Work to complete ::
Extract and list every line that contains the word "page".

(Data entries)
******************************
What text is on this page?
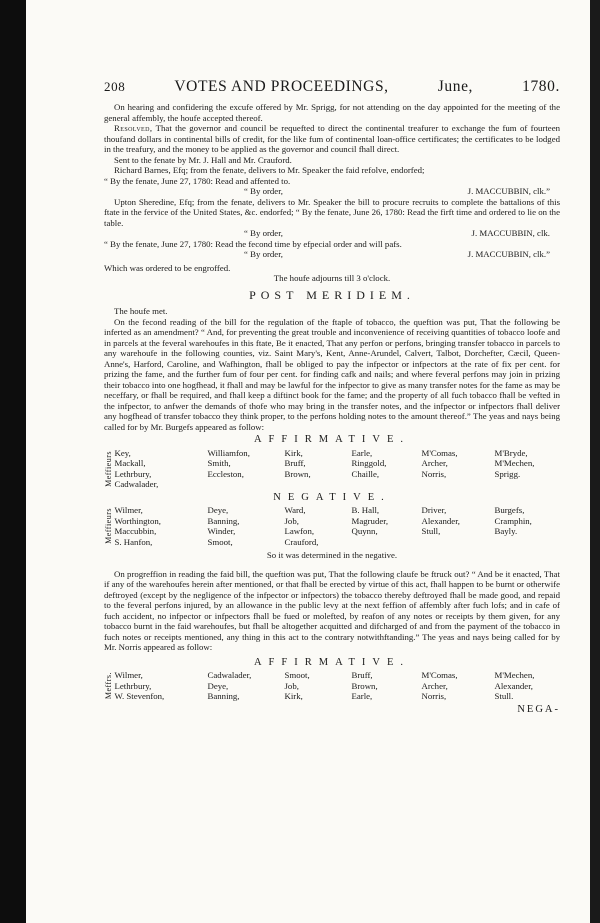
208	VOTES AND PROCEEDINGS,	June,	1780.

On hearing and confidering the excufe offered by Mr. Sprigg, for not attending on the day appointed for the meeting of the general affembly, the houfe accepted thereof.

Resolved, That the governor and council be requefted to direct the continental treafurer to exchange the fum of fourteen thoufand dollars in continental bills of credit, for the like fum of continental loan-office certificates; the certificates to be lodged in the treafury, and the money to be applied as the governor and council fhall direct.

Sent to the fenate by Mr. J. Hall and Mr. Crauford.

Richard Barnes, Efq; from the fenate, delivers to Mr. Speaker the faid refolve, endorfed;

“ By the fenate, June 27, 1780: Read and affented to.

“ By order,	J. MACCUBBIN, clk.”

Upton Sheredine, Efq; from the fenate, delivers to Mr. Speaker the bill to procure recruits to complete the battalions of this ftate in the fervice of the United States, &c. endorfed; “ By the fenate, June 26, 1780: Read the firft time and ordered to lie on the table.

“ By order,	J. MACCUBBIN, clk.

“ By the fenate, June 27, 1780: Read the fecond time by efpecial order and will pafs.

“ By order,	J. MACCUBBIN, clk.”

Which was ordered to be engroffed.

The houfe adjourns till 3 o'clock.

POST MERIDIEM.

The houfe met.

On the fecond reading of the bill for the regulation of the ftaple of tobacco, the queftion was put, That the following be inferted as an amendment? “ And, for preventing the great trouble and inconvenience of receiving quantities of tobacco loofe and in parcels at the feveral warehoufes in this ftate, Be it enacted, That any perfon or perfons, bringing transfer tobacco in parcels to any warehoufe in the following counties, viz. Saint Mary's, Kent, Anne-Arundel, Calvert, Talbot, Dorchefter, Cæcil, Queen-Anne's, Harford, Caroline, and Wafhington, fhall be obliged to pay the infpector or infpectors at the rate of fix per cent. for prizing the fame, and the further fum of four per cent. for finding cafk and nails; and where feveral perfons may join in prizing their tobacco into one hogfhead, it fhall and may be lawful for the infpector to give as many transfer notes for the fame as may be neceffary, or fhall be required, and fhall keep a diftinct book for the fame; and the property of all fuch tobacco fhall be vefted in the infpector, to anfwer the demands of thofe who may bring in the transfer notes, and the infpector or infpectors fhall deliver any hogfhead of transfer tobacco they think proper, to the perfons holding notes to the amount thereof.” The yeas and nays being called for by Mr. Burgefs appeared as follow:

AFFIRMATIVE.
Meffieurs Key,	Williamfon,	Kirk,	Earle,	M'Comas,	M'Bryde,
Mackall,	Smith,	Bruff,	Ringgold,	Archer,	M'Mechen,
Lethrbury,	Eccleston,	Brown,	Chaille,	Norris,	Sprigg.
Cadwalader,
NEGATIVE.
Meffieurs Wilmer,	Deye,	Ward,	B. Hall,	Driver,	Burgefs,
Worthington,	Banning,	Job,	Magruder,	Alexander,	Cramphin,
Maccubbin,	Winder,	Lawfon,	Quynn,	Stull,	Bayly.
S. Hanfon,	Smoot,	Crauford,

So it was determined in the negative.

On progreffion in reading the faid bill, the queftion was put, That the following claufe be ftruck out? “ And be it enacted, That if any of the warehoufes herein after mentioned, or that fhall be erected by virtue of this act, fhall happen to be burnt or otherwife deftroyed (except by the negligence of the infpector or infpectors) the tobacco thereby deftroyed fhall be made good, and repaid to the feveral perfons injured, by an allowance in the public levy at the next feffion of affembly after fuch lofs; and in cafe of fuch accident, no infpector or infpectors fhall be fued or molefted, by reafon of any notes or receipts by them given, for any tobacco burnt in the faid warehoufes, but fhall be altogether acquitted and difcharged of and from the payment of the tobacco in fuch notes or receipts mentioned, any thing in this act to the contrary notwithftanding.” The yeas and nays being called for by Mr. Norris appeared as follow:

AFFIRMATIVE.
Meffrs. Wilmer,	Cadwalader,	Smoot,	Bruff,	M'Comas,	M'Mechen,
Lethrbury,	Deye,	Job,	Brown,	Archer,	Alexander,
W. Stevenfon,	Banning,	Kirk,	Earle,	Norris,	Stull.
NEGA-
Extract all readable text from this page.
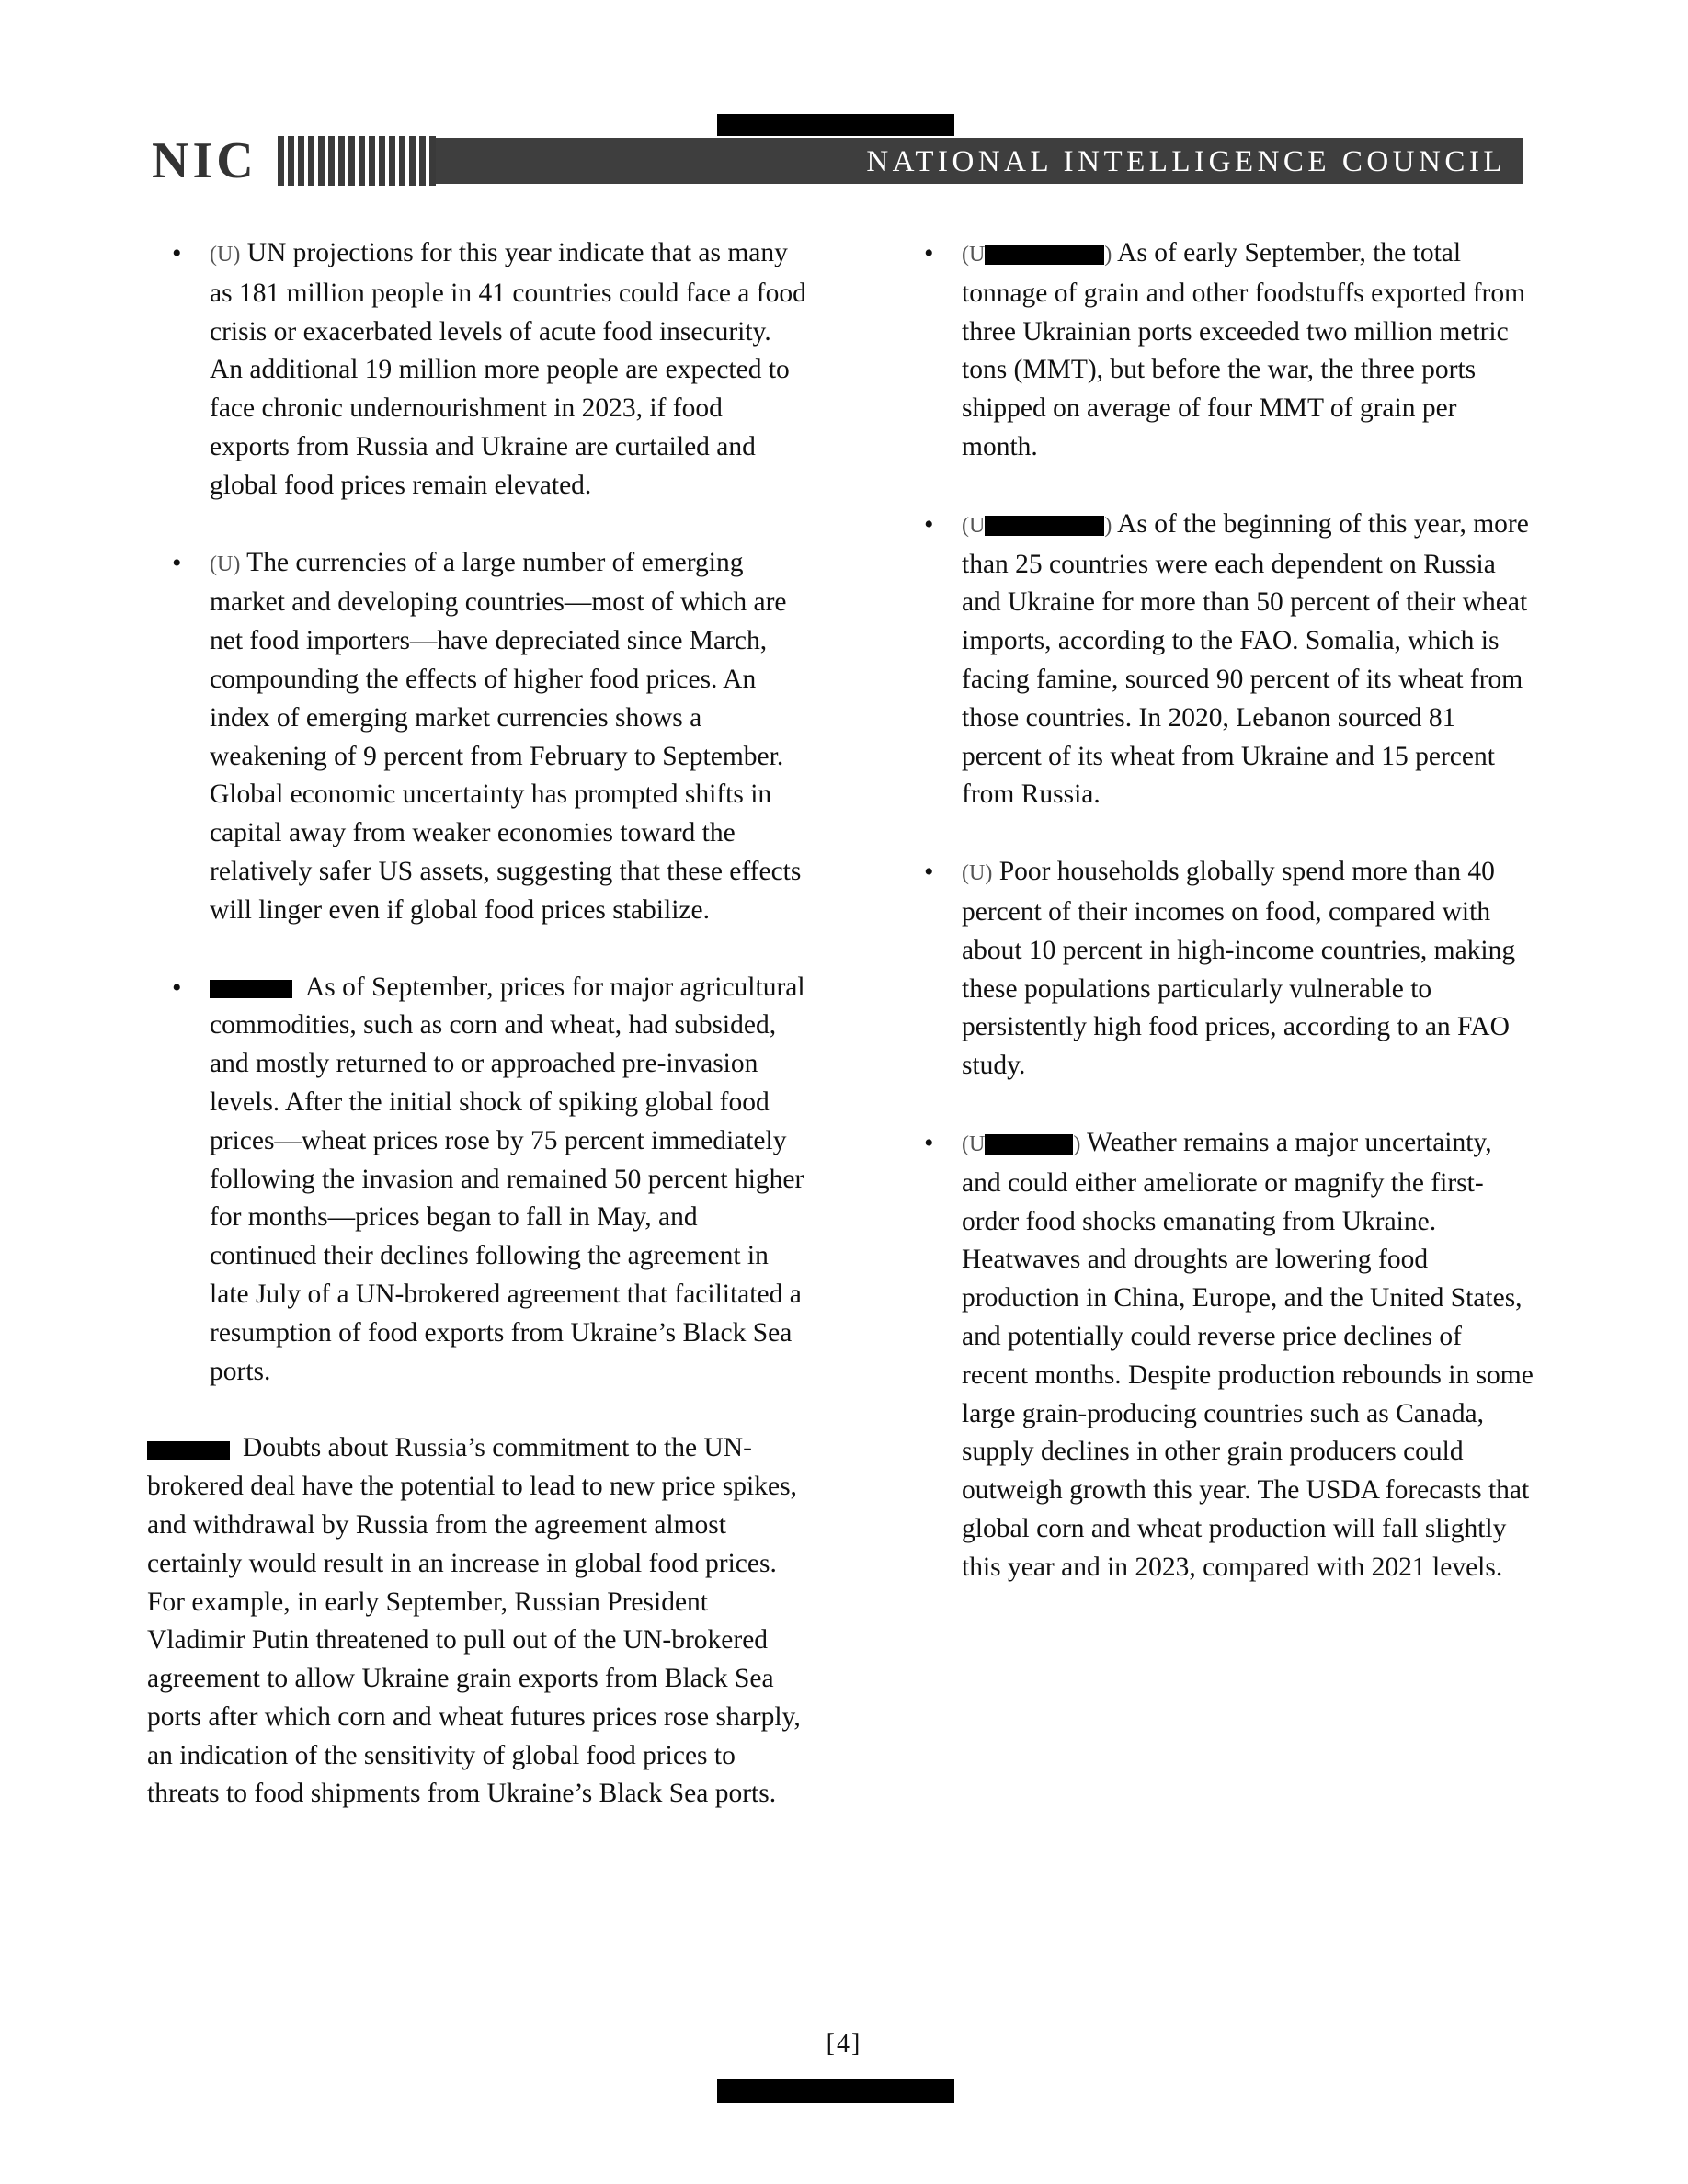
NIC	NATIONAL INTELLIGENCE COUNCIL
• (U) UN projections for this year indicate that as many as 181 million people in 41 countries could face a food crisis or exacerbated levels of acute food insecurity. An additional 19 million more people are expected to face chronic undernourishment in 2023, if food exports from Russia and Ukraine are curtailed and global food prices remain elevated.
• (U) The currencies of a large number of emerging market and developing countries—most of which are net food importers—have depreciated since March, compounding the effects of higher food prices. An index of emerging market currencies shows a weakening of 9 percent from February to September. Global economic uncertainty has prompted shifts in capital away from weaker economies toward the relatively safer US assets, suggesting that these effects will linger even if global food prices stabilize.
• As of September, prices for major agricultural commodities, such as corn and wheat, had subsided, and mostly returned to or approached pre-invasion levels. After the initial shock of spiking global food prices—wheat prices rose by 75 percent immediately following the invasion and remained 50 percent higher for months—prices began to fall in May, and continued their declines following the agreement in late July of a UN-brokered agreement that facilitated a resumption of food exports from Ukraine’s Black Sea ports.
Doubts about Russia’s commitment to the UN-brokered deal have the potential to lead to new price spikes, and withdrawal by Russia from the agreement almost certainly would result in an increase in global food prices. For example, in early September, Russian President Vladimir Putin threatened to pull out of the UN-brokered agreement to allow Ukraine grain exports from Black Sea ports after which corn and wheat futures prices rose sharply, an indication of the sensitivity of global food prices to threats to food shipments from Ukraine’s Black Sea ports.
• (U	) As of early September, the total tonnage of grain and other foodstuffs exported from three Ukrainian ports exceeded two million metric tons (MMT), but before the war, the three ports shipped on average of four MMT of grain per month.
• (U	) As of the beginning of this year, more than 25 countries were each dependent on Russia and Ukraine for more than 50 percent of their wheat imports, according to the FAO. Somalia, which is facing famine, sourced 90 percent of its wheat from those countries. In 2020, Lebanon sourced 81 percent of its wheat from Ukraine and 15 percent from Russia.
• (U) Poor households globally spend more than 40 percent of their incomes on food, compared with about 10 percent in high-income countries, making these populations particularly vulnerable to persistently high food prices, according to an FAO study.
• (U	) Weather remains a major uncertainty, and could either ameliorate or magnify the first-order food shocks emanating from Ukraine. Heatwaves and droughts are lowering food production in China, Europe, and the United States, and potentially could reverse price declines of recent months. Despite production rebounds in some large grain-producing countries such as Canada, supply declines in other grain producers could outweigh growth this year. The USDA forecasts that global corn and wheat production will fall slightly this year and in 2023, compared with 2021 levels.
[4]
******************************
Solution for this problem ::
What text is on this page?
Extract all readable text from this page.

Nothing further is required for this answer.